Dataset excerpts
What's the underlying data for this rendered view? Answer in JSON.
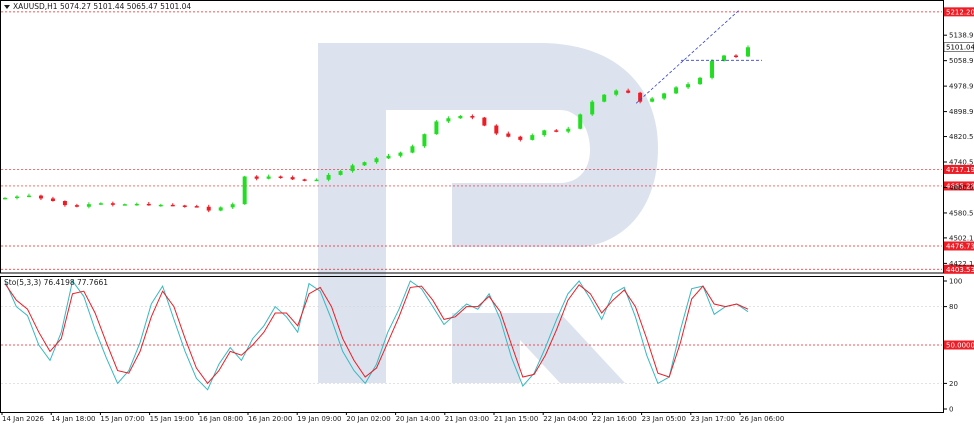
{
  "chart_data": [
    {
      "type": "candlestick",
      "title": "XAUUSD,H1",
      "ohlc_readout": "5074.27 5101.44 5065.47 5101.04",
      "last_price": 5101.04,
      "ylim": [
        4395,
        5240
      ],
      "price_ticks": [
        5138.9,
        5058.9,
        4978.9,
        4898.9,
        4820.5,
        4740.5,
        4660.5,
        4580.5,
        4502.1,
        4422.1
      ],
      "levels": [
        5212.2,
        4717.19,
        4665.28,
        4476.73,
        4403.53
      ],
      "level_labels": [
        "5212.20",
        "4717.19",
        "4665.28",
        "4476.73",
        "4403.53"
      ],
      "projection": {
        "from": 4925,
        "to": 5220
      },
      "horizontal_marker": 5060,
      "close_path": [
        4628,
        4632,
        4635,
        4626,
        4618,
        4605,
        4600,
        4608,
        4611,
        4606,
        4608,
        4609,
        4605,
        4606,
        4604,
        4602,
        4600,
        4588,
        4598,
        4608,
        4695,
        4688,
        4695,
        4693,
        4686,
        4685,
        4685,
        4700,
        4712,
        4730,
        4740,
        4752,
        4760,
        4770,
        4790,
        4828,
        4868,
        4878,
        4885,
        4880,
        4855,
        4830,
        4820,
        4810,
        4825,
        4840,
        4836,
        4845,
        4890,
        4930,
        4952,
        4965,
        4958,
        4930,
        4940,
        4956,
        4975,
        4985,
        5005,
        5058,
        5075,
        5072,
        5101
      ],
      "colors": {
        "up": "#22dd22",
        "down": "#ee1c25",
        "level": "#ee1c25",
        "level_tag": "#ee1c25",
        "last_tag": "#ffffff",
        "projection": "#3344cc",
        "grid": "#d8d8d8"
      }
    },
    {
      "type": "line",
      "title": "Sto(5,3,3) 76.4198 77.7661",
      "ylim": [
        0,
        100
      ],
      "ticks": [
        100,
        80,
        20,
        0
      ],
      "levels": [
        50
      ],
      "level_labels": [
        "50.0000"
      ],
      "series": [
        {
          "key": "k",
          "values": [
            100,
            80,
            73,
            50,
            38,
            60,
            100,
            88,
            62,
            40,
            20,
            30,
            52,
            82,
            96,
            70,
            45,
            24,
            15,
            35,
            48,
            38,
            55,
            65,
            80,
            72,
            60,
            98,
            92,
            70,
            45,
            30,
            20,
            35,
            60,
            78,
            100,
            94,
            80,
            66,
            74,
            82,
            78,
            90,
            70,
            40,
            18,
            28,
            48,
            70,
            90,
            100,
            86,
            70,
            90,
            95,
            72,
            42,
            20,
            25,
            62,
            94,
            96,
            74,
            80,
            82,
            76
          ],
          "color": "#35b9c4"
        },
        {
          "key": "d",
          "values": [
            98,
            85,
            78,
            60,
            45,
            55,
            90,
            92,
            75,
            52,
            30,
            28,
            45,
            72,
            92,
            80,
            55,
            32,
            20,
            30,
            45,
            42,
            50,
            60,
            75,
            75,
            65,
            90,
            95,
            80,
            55,
            38,
            25,
            32,
            52,
            72,
            95,
            96,
            85,
            70,
            72,
            80,
            80,
            88,
            76,
            50,
            25,
            27,
            42,
            62,
            85,
            97,
            90,
            75,
            85,
            93,
            80,
            55,
            28,
            25,
            52,
            86,
            96,
            82,
            80,
            82,
            78
          ],
          "color": "#ee1c25"
        }
      ]
    }
  ],
  "x_ticks": [
    "14 Jan 2026",
    "14 Jan 18:00",
    "15 Jan 07:00",
    "15 Jan 19:00",
    "16 Jan 08:00",
    "16 Jan 20:00",
    "19 Jan 09:00",
    "20 Jan 02:00",
    "20 Jan 14:00",
    "21 Jan 03:00",
    "21 Jan 15:00",
    "22 Jan 04:00",
    "22 Jan 16:00",
    "23 Jan 05:00",
    "23 Jan 17:00",
    "26 Jan 06:00"
  ],
  "icons": {
    "symbol_menu": "triangle-down-icon",
    "watermark": "r-logo-watermark"
  }
}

THE REQUEST: List the lines of the records where "down" occurs.

THE RESULT:
        "down": "#ee1c25",
    "symbol_menu": "triangle-down-icon",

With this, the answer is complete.